AIM:
From the entries that follow, extract each line holding the string "this".

RECORD EXCERPTS:

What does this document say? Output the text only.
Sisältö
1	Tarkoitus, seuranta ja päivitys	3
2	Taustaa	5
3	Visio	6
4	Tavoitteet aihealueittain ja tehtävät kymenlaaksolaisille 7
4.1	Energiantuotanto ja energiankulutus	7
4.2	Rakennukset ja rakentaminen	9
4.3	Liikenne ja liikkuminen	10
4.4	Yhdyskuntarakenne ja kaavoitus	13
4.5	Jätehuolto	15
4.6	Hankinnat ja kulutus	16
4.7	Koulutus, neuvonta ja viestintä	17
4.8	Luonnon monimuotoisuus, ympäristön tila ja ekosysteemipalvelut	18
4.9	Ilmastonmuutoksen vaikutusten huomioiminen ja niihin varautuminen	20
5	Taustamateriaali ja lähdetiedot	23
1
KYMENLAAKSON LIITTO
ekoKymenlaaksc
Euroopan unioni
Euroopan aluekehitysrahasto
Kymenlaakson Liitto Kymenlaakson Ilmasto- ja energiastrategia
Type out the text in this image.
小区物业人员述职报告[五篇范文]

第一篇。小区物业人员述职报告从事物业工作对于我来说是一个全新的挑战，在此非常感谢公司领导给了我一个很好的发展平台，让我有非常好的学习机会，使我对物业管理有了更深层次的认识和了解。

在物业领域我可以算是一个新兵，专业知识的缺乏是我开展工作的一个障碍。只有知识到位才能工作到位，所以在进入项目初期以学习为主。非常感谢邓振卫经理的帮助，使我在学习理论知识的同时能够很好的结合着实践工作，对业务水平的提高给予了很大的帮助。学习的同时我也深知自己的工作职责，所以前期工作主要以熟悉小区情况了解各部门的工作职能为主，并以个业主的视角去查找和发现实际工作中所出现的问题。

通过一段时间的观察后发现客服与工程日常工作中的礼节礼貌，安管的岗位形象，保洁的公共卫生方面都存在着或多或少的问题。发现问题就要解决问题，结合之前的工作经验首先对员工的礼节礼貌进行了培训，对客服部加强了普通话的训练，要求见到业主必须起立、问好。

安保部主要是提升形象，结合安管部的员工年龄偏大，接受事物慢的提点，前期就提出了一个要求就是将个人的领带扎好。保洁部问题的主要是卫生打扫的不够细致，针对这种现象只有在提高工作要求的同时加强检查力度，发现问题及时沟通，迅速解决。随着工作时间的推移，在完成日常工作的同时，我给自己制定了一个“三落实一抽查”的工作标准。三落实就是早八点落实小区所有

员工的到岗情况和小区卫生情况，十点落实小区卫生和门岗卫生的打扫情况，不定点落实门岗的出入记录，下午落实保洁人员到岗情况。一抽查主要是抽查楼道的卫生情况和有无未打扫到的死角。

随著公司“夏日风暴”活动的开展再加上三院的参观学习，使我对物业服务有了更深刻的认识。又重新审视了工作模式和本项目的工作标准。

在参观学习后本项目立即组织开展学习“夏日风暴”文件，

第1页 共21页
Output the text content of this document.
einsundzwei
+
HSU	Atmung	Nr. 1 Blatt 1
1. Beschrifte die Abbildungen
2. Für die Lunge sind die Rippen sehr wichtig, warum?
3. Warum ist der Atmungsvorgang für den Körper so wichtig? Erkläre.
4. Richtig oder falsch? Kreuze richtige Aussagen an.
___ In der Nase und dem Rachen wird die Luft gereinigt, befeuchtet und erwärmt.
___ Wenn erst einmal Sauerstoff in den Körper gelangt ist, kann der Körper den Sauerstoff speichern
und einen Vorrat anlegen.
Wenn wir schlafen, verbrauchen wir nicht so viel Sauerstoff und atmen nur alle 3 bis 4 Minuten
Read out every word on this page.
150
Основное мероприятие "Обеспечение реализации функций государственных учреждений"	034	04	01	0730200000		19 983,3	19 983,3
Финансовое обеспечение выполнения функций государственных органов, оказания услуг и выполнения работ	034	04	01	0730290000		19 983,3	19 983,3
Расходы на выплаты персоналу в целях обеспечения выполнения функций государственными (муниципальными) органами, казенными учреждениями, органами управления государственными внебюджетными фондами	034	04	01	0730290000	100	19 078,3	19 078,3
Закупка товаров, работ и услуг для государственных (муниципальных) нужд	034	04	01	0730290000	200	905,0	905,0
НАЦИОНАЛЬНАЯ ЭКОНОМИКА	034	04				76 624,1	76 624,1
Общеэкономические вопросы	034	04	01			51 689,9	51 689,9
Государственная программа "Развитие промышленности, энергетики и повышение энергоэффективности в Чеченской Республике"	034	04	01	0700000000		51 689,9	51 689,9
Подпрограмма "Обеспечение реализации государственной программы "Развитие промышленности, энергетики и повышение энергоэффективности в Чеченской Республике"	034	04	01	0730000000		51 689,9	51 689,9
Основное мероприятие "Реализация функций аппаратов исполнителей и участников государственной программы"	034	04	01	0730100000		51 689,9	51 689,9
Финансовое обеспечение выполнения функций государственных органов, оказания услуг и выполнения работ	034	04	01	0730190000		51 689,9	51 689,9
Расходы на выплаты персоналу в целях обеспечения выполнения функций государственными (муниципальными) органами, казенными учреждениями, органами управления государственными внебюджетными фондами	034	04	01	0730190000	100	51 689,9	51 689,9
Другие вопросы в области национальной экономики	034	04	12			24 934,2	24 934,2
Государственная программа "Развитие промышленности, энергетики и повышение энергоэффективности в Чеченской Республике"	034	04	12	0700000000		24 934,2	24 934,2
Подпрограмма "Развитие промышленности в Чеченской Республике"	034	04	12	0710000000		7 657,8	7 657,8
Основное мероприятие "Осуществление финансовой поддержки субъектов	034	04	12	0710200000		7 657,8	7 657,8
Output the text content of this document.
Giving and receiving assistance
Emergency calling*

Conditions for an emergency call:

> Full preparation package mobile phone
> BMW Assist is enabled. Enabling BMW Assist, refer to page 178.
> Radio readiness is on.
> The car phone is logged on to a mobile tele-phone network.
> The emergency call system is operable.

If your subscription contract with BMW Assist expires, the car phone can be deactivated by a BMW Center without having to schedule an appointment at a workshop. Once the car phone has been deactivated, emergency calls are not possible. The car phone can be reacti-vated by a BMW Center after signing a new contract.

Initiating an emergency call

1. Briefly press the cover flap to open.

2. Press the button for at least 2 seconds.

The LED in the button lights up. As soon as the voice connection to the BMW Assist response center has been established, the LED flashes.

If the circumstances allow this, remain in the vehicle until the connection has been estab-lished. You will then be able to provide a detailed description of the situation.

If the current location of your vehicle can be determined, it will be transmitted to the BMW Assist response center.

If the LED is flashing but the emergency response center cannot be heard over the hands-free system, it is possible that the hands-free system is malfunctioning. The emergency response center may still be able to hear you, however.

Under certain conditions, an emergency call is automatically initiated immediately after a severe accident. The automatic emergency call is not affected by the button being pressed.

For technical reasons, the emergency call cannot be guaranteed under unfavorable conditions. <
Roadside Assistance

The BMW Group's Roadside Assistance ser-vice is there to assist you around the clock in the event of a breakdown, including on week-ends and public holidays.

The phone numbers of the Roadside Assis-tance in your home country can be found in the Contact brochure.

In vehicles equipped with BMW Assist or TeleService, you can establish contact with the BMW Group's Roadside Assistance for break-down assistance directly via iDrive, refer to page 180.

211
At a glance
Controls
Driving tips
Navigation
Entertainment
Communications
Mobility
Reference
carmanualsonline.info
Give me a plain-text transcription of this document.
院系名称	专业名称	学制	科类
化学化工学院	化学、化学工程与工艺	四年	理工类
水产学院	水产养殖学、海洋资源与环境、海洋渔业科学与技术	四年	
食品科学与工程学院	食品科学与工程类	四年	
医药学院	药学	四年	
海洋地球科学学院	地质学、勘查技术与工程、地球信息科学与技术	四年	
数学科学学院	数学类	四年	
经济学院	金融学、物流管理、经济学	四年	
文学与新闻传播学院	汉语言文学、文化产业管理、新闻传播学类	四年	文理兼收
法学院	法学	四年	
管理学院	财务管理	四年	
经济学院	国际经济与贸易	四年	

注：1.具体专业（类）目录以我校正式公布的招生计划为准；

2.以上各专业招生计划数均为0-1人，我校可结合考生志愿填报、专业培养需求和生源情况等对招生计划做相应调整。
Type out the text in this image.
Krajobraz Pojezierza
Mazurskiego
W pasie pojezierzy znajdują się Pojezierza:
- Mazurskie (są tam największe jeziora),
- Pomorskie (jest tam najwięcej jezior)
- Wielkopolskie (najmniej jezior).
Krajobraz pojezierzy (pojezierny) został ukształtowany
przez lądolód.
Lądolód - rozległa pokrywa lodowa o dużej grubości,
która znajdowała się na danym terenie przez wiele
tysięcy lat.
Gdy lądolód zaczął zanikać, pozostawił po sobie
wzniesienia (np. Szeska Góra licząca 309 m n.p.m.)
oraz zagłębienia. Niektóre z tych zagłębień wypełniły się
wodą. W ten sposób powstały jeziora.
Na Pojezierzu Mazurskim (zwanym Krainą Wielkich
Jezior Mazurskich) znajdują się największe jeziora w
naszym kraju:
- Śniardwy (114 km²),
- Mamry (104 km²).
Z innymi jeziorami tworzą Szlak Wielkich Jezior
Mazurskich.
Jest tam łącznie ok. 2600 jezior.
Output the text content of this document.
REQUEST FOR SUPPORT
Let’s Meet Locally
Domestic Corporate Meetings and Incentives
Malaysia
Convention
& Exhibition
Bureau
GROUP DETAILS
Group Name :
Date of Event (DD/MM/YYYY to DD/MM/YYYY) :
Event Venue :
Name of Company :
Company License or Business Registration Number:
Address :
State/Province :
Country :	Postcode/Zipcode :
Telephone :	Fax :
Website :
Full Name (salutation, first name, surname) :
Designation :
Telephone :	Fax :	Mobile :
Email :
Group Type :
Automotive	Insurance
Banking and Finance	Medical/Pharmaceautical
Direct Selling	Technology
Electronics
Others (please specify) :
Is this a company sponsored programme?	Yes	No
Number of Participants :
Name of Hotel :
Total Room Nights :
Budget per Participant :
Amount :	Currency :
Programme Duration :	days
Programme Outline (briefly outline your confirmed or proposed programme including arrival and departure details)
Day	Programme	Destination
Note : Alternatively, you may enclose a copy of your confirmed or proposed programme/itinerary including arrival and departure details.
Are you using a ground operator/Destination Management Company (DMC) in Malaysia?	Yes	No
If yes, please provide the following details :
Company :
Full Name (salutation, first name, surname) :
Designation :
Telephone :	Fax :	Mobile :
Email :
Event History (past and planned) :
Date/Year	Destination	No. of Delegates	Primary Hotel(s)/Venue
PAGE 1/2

RESPONSE BELOW:
What does this document say? Output the text only.
Type out the text in this image.
Output the text content of this document.
Read out every word on this page.
Output the text content of this document.
If the circumstances allow this, remain in the vehicle until the connection has been estab-lished. You will then be able to provide a detailed description of the situation.
Give me a plain-text transcription of this document.
Type out the text in this image.
Output the text content of this document.
Is this a company sponsored programme?	Yes	No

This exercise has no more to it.